== GOAL ==
Omit every image, and transcribe the remaining entries exactly as given.

== MATERIAL PROVIDED ==
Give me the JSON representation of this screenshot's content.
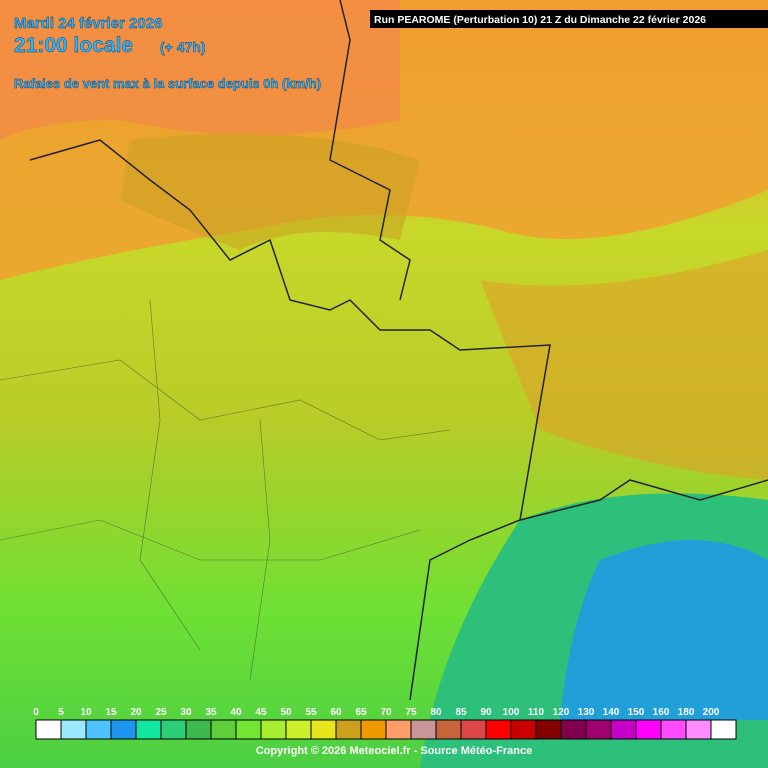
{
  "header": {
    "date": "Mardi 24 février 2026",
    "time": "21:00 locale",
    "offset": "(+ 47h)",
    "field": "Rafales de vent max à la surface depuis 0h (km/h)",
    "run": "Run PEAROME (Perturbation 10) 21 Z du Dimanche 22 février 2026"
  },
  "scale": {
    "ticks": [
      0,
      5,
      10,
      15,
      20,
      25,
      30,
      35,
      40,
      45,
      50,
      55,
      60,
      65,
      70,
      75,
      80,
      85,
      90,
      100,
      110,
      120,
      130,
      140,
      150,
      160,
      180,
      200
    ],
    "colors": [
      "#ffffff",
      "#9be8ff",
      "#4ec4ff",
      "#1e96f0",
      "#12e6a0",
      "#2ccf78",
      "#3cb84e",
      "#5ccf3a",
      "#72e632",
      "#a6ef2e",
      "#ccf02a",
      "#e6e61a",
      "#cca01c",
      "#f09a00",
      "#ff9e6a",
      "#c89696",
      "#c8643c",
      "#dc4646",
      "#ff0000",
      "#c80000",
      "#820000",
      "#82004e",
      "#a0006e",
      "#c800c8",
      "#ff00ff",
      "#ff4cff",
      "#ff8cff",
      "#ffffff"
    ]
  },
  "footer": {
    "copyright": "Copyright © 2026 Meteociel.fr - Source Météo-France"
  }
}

== ANSWER TO THIS EXERCISE ==
Give me the JSON representation of this screenshot's content.
{
  "header": {
    "date": "Mardi 24 février 2026",
    "time": "21:00 locale",
    "offset": "(+ 47h)",
    "field": "Rafales de vent max à la surface depuis 0h (km/h)",
    "run": "Run PEAROME (Perturbation 10) 21 Z du Dimanche 22 février 2026"
  },
  "scale": {
    "ticks": [
      0,
      5,
      10,
      15,
      20,
      25,
      30,
      35,
      40,
      45,
      50,
      55,
      60,
      65,
      70,
      75,
      80,
      85,
      90,
      100,
      110,
      120,
      130,
      140,
      150,
      160,
      180,
      200
    ],
    "colors": [
      "#ffffff",
      "#9be8ff",
      "#4ec4ff",
      "#1e96f0",
      "#12e6a0",
      "#2ccf78",
      "#3cb84e",
      "#5ccf3a",
      "#72e632",
      "#a6ef2e",
      "#ccf02a",
      "#e6e61a",
      "#cca01c",
      "#f09a00",
      "#ff9e6a",
      "#c89696",
      "#c8643c",
      "#dc4646",
      "#ff0000",
      "#c80000",
      "#820000",
      "#82004e",
      "#a0006e",
      "#c800c8",
      "#ff00ff",
      "#ff4cff",
      "#ff8cff",
      "#ffffff"
    ]
  },
  "footer": {
    "copyright": "Copyright © 2026 Meteociel.fr - Source Météo-France"
  }
}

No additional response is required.